> [TO DO] Below are records. Count every line containing the word "zona" and give the number alone.

++++ SUPPLIED MATERIAL

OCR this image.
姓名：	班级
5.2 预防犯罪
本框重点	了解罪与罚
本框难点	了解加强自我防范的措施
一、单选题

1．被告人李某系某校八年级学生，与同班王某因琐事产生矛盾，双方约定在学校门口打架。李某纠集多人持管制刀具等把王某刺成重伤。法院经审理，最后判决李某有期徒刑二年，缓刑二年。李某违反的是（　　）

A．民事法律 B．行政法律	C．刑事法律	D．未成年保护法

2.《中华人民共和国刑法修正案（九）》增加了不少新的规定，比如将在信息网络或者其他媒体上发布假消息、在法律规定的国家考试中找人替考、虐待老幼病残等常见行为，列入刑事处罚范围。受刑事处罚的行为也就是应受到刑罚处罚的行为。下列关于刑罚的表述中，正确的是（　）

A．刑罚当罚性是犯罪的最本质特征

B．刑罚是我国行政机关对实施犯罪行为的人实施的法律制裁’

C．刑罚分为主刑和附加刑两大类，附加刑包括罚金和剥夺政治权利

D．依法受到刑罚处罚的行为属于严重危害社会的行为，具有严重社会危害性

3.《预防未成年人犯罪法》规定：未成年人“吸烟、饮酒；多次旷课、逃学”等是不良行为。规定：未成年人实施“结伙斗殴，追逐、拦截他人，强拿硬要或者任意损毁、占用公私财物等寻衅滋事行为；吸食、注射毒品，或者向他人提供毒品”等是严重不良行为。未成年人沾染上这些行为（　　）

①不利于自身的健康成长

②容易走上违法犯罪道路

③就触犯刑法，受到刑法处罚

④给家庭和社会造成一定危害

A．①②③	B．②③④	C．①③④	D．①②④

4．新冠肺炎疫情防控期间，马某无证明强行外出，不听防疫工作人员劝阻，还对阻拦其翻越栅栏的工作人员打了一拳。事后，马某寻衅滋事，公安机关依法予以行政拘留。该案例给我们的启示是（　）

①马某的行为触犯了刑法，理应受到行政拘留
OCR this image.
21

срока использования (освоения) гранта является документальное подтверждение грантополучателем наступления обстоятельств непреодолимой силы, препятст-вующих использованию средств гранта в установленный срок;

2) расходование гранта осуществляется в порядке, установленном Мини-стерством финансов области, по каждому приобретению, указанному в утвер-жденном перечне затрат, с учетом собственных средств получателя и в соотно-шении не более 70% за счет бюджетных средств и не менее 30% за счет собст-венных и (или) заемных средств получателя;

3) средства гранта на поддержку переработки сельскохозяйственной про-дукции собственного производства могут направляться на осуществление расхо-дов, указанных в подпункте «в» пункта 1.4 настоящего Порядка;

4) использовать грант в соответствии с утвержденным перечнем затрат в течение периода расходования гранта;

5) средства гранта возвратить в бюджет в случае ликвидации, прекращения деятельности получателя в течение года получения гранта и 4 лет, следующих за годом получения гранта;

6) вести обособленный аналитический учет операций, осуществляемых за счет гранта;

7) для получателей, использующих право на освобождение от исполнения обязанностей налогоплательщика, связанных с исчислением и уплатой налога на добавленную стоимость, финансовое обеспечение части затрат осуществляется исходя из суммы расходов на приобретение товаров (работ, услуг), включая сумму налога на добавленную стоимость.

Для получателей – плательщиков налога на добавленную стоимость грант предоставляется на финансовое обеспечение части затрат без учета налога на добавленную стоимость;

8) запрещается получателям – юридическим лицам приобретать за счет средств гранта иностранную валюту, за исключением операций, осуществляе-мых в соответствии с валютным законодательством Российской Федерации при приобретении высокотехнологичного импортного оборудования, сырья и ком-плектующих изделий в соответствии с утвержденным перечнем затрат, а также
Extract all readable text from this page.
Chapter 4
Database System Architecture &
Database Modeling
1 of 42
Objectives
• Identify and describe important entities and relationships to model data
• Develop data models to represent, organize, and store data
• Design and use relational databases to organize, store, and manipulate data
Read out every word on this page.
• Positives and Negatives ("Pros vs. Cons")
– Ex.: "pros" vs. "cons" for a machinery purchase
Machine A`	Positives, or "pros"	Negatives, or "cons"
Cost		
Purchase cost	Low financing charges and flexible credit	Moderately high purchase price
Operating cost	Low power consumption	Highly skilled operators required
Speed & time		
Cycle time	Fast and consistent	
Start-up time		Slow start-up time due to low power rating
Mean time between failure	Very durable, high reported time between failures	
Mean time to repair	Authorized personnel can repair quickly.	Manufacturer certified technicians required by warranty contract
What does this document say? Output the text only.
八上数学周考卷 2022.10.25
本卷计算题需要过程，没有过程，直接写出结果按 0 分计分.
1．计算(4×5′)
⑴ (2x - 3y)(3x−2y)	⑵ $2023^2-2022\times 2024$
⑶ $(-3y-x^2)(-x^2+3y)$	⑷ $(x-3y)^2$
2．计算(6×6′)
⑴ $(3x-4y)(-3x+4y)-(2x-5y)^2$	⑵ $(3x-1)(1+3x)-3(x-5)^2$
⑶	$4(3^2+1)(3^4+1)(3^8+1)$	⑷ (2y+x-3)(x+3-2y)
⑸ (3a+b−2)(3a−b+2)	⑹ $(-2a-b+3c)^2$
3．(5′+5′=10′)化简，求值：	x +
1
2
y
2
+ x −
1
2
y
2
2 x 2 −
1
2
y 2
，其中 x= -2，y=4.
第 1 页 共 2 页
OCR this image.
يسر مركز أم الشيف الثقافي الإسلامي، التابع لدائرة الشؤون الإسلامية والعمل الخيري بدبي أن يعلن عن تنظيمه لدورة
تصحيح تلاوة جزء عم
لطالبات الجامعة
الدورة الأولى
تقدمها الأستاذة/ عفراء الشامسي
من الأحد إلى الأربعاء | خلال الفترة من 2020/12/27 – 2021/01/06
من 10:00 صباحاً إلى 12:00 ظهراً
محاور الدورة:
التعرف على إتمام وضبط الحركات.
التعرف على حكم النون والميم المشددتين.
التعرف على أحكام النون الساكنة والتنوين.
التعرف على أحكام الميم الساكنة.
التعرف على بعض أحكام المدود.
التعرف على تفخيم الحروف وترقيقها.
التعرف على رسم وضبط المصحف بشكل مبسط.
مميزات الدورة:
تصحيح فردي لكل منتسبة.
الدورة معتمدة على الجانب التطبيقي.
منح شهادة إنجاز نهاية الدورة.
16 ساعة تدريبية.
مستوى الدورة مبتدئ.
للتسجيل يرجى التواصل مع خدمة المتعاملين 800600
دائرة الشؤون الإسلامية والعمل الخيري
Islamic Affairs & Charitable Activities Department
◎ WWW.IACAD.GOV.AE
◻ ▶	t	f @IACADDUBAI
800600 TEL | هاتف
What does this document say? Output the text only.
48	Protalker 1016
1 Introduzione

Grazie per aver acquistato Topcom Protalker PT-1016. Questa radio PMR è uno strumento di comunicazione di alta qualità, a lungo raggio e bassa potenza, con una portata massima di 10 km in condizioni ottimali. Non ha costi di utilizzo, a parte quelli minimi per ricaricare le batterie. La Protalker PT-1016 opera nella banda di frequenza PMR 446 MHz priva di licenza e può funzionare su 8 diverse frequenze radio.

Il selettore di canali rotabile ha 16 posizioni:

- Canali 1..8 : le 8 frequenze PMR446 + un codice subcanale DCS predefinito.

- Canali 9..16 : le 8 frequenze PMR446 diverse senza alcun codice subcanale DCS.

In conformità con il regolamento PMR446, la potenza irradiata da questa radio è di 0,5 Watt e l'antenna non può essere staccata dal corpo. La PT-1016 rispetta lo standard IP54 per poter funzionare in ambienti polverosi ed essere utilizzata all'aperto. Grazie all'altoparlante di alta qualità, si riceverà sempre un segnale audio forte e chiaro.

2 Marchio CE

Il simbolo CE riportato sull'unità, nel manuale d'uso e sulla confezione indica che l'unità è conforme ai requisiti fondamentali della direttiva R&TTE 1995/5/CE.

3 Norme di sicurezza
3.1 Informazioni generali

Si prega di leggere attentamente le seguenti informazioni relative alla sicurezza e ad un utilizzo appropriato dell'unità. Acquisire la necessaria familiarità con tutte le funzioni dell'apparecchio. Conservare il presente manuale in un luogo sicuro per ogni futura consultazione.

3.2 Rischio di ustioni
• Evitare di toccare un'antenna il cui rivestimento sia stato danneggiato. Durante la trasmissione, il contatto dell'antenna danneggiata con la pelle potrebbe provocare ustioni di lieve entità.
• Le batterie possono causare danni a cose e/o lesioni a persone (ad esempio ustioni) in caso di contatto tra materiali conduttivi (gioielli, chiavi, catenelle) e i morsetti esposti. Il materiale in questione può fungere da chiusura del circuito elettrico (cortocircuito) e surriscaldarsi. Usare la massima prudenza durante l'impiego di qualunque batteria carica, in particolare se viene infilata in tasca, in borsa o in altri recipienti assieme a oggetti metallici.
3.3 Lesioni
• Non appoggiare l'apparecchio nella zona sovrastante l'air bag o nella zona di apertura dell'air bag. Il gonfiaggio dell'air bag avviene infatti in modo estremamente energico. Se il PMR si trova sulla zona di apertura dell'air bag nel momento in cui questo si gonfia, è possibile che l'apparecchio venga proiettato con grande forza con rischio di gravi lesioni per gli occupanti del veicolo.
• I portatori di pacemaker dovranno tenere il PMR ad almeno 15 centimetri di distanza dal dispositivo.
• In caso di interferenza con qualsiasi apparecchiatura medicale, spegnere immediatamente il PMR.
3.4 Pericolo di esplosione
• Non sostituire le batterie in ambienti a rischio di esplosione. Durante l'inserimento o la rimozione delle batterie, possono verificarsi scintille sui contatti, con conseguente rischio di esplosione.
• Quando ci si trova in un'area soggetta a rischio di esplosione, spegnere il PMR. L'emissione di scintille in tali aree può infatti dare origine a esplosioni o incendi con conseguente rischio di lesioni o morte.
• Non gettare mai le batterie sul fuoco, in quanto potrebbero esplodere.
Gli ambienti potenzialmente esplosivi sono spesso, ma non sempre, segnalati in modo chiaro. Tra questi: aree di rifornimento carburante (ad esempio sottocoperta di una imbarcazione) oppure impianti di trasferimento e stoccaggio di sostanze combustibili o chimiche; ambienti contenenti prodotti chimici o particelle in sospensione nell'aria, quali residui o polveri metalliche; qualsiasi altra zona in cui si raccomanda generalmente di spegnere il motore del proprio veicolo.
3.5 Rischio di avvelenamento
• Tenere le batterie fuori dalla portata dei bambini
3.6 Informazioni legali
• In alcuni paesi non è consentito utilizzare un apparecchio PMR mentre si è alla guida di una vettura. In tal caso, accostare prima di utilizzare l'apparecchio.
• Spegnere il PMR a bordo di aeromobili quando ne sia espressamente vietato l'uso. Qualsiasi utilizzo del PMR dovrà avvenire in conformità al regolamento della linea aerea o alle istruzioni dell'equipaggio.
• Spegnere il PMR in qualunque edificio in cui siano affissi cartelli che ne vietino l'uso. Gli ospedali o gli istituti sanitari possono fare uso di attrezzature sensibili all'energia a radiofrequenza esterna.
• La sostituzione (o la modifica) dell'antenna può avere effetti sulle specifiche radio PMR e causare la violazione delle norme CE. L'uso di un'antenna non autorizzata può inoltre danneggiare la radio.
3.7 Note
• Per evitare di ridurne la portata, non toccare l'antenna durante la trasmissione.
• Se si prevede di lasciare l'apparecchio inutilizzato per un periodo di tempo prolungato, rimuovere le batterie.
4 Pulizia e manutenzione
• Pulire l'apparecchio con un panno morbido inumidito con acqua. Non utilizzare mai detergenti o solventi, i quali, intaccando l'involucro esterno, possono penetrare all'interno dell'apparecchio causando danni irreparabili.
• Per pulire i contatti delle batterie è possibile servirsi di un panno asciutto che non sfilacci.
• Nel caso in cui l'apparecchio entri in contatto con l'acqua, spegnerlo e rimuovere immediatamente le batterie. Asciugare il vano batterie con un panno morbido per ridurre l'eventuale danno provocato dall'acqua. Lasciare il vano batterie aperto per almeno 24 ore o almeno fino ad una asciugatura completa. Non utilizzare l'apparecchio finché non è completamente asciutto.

++++++++

> [SOLUTION BELOW] 2